## Start Supplied material

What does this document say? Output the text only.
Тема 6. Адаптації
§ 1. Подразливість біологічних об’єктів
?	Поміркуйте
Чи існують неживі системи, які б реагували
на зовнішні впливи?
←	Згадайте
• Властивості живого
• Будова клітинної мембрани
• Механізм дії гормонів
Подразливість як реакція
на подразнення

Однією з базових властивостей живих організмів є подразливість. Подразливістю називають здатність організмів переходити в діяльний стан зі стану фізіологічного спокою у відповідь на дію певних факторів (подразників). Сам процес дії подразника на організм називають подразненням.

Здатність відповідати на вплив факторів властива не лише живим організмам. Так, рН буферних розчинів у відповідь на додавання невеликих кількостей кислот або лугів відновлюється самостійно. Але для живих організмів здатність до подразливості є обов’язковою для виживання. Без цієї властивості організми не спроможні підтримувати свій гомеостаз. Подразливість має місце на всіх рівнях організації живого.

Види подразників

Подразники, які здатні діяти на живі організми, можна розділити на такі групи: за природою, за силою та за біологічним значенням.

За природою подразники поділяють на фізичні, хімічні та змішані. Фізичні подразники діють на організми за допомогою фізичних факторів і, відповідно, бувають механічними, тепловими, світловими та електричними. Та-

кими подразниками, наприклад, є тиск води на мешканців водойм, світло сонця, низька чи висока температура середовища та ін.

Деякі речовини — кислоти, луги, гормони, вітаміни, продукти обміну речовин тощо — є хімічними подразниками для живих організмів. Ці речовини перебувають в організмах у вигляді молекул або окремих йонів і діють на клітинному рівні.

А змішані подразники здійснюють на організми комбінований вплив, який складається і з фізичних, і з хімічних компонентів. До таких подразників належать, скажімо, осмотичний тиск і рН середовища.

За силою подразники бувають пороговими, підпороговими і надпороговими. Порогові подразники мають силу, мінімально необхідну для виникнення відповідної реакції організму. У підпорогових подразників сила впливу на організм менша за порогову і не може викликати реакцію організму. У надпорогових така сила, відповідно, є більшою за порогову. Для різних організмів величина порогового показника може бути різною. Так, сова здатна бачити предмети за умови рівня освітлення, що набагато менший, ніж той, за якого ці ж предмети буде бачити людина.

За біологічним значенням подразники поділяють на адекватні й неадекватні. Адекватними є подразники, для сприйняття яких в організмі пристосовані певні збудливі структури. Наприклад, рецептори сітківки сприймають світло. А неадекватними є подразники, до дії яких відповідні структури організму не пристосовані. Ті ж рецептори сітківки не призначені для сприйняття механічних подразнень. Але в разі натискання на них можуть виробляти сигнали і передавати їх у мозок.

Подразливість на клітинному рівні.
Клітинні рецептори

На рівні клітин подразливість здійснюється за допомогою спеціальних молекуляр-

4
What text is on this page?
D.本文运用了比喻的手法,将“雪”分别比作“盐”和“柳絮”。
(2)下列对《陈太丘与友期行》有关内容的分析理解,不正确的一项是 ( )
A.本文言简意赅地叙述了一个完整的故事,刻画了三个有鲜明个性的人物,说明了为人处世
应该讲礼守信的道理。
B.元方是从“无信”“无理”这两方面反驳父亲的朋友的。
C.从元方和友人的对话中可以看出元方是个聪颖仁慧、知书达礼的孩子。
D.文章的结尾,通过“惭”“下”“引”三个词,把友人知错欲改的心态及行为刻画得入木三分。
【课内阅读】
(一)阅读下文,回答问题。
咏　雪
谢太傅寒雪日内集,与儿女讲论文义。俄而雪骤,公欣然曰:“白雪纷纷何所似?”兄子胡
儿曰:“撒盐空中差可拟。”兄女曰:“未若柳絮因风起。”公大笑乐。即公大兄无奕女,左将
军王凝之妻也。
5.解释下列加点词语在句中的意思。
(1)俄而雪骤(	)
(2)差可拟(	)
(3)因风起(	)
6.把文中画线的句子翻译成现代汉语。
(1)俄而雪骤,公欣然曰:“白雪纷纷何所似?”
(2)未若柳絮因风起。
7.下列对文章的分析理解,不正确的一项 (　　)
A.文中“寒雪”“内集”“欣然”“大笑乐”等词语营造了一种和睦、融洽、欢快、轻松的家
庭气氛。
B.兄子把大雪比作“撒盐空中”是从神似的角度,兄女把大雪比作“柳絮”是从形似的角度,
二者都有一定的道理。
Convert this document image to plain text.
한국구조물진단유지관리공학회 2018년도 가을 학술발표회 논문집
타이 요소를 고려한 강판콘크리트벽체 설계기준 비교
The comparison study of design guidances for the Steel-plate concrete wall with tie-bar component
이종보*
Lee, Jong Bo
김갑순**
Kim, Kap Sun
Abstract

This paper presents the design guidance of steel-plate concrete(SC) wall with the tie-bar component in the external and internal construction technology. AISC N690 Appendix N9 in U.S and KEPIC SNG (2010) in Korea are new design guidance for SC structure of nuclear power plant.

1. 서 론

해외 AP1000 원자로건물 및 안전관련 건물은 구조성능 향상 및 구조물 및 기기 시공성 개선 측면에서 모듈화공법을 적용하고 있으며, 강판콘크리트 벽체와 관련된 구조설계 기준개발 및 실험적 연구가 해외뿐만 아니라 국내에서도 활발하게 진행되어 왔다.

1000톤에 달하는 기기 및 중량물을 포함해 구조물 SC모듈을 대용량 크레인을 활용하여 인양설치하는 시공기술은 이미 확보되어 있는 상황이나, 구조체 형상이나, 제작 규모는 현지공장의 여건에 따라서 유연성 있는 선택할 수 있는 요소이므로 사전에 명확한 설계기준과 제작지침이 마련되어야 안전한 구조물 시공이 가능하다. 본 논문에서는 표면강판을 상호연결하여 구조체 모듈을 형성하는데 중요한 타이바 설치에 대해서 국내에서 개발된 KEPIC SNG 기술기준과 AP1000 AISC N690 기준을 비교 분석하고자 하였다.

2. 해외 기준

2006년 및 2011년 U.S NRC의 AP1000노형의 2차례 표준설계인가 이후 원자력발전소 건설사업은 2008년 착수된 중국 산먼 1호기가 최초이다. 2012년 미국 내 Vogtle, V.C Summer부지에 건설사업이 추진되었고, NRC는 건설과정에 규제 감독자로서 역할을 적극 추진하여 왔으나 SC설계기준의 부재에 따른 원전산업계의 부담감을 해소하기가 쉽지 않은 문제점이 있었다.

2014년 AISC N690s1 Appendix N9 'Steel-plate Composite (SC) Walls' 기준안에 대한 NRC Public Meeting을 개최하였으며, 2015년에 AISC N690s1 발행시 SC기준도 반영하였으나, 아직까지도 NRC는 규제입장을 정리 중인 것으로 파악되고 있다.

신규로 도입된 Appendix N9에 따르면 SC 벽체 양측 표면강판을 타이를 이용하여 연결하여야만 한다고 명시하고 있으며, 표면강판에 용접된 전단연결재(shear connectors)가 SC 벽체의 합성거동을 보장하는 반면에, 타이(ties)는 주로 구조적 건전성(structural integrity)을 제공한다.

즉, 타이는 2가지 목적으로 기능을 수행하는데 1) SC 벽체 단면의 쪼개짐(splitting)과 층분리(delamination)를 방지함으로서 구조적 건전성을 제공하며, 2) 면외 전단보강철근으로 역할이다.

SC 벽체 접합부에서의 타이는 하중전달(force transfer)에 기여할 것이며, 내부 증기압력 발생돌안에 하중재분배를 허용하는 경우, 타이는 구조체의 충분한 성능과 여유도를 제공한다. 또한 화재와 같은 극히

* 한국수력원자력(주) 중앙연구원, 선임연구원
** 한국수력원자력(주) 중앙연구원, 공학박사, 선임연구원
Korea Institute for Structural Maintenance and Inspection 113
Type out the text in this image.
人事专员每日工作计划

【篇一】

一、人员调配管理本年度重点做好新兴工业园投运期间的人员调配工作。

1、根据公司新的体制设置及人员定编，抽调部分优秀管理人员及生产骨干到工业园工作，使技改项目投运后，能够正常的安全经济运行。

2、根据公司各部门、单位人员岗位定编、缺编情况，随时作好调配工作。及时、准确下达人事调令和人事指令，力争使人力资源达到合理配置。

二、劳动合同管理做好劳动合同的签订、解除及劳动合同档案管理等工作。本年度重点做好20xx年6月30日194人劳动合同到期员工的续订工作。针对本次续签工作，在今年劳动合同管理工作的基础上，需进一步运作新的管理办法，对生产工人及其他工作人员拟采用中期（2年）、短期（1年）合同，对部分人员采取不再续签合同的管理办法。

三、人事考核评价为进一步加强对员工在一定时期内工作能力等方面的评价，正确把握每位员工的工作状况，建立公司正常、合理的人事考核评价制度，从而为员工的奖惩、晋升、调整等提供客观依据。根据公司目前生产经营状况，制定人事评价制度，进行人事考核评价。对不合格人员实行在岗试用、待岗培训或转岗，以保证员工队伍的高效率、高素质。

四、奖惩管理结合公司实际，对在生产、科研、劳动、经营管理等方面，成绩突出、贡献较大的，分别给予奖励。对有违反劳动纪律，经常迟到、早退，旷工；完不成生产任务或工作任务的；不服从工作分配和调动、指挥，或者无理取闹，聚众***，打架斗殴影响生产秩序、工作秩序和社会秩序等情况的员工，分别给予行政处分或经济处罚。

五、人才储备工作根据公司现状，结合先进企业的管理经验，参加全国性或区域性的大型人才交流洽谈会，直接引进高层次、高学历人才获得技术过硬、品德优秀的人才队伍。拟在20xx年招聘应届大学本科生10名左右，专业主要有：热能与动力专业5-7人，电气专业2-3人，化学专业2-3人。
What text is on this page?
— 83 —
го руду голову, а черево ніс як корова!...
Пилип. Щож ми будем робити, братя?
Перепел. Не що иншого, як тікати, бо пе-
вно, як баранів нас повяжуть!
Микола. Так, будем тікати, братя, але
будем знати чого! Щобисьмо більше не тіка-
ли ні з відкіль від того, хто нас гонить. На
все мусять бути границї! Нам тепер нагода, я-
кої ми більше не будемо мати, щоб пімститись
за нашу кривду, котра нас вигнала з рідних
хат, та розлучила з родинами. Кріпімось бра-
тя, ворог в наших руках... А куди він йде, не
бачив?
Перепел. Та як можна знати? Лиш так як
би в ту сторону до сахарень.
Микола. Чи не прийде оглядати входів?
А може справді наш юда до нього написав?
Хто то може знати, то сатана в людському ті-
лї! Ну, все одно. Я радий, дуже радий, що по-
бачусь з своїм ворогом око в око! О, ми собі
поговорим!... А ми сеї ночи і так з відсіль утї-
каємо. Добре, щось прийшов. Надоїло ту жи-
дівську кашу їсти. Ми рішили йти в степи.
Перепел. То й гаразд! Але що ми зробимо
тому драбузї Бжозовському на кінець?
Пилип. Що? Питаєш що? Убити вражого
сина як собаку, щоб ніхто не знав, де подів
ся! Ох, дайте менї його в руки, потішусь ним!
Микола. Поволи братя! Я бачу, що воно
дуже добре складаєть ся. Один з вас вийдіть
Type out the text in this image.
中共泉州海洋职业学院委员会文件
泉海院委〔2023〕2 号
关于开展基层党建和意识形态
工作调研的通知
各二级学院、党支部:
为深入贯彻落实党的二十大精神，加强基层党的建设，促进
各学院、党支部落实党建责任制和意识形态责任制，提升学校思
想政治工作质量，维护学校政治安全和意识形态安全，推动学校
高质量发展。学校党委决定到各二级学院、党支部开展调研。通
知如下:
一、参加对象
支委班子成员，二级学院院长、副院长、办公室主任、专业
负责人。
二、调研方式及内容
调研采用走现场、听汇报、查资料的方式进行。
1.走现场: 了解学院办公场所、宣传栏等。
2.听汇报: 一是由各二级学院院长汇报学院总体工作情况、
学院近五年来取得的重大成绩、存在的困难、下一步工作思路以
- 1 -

## End Supplied material

Task goal: Only a number is wanted: how many lines contain the word "concrete"?

Written answer: 2